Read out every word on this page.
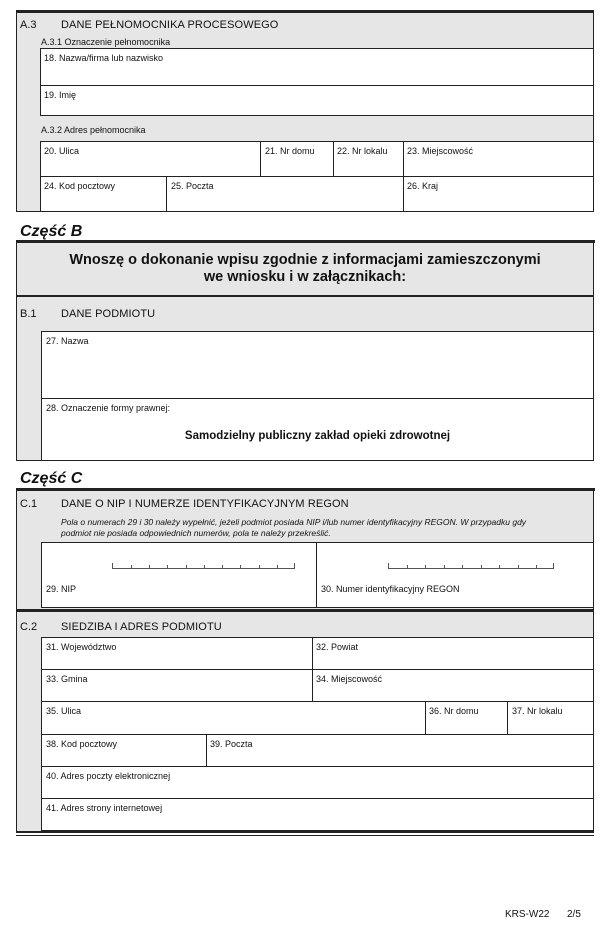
A.3 DANE PEŁNOMOCNIKA PROCESOWEGO
A.3.1 Oznaczenie pełnomocnika
18. Nazwa/firma lub nazwisko
19. Imię
A.3.2 Adres pełnomocnika
20. Ulica	21. Nr domu 22. Nr lokalu 23. Miejscowość
24. Kod pocztowy	25. Poczta	26. Kraj
Część B
Wnoszę o dokonanie wpisu zgodnie z informacjami zamieszczonymi
we wniosku i w załącznikach:
B.1 DANE PODMIOTU
27. Nazwa
28. Oznaczenie formy prawnej:
Samodzielny publiczny zakład opieki zdrowotnej
Część C
C.1 DANE O NIP I NUMERZE IDENTYFIKACYJNYM REGON
Pola o numerach 29 i 30 należy wypełnić, jeżeli podmiot posiada NIP i/lub numer identyfikacyjny REGON. W przypadku gdy
podmiot nie posiada odpowiednich numerów, pola te należy przekreślić.
29. NIP	30. Numer identyfikacyjny REGON
C.2 SIEDZIBA I ADRES PODMIOTU
31. Województwo	32. Powiat
33. Gmina	34. Miejscowość
35. Ulica	36. Nr domu	37. Nr lokalu
38. Kod pocztowy	39. Poczta
40. Adres poczty elektronicznej
41. Adres strony internetowej
KRS-W22 2/5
┄┄┄┄┄┄┄┄┄┄
• [Instruction]: Output a single number: how many lines contain the word "Oznaczenie".

• [Result for this exercise]: 2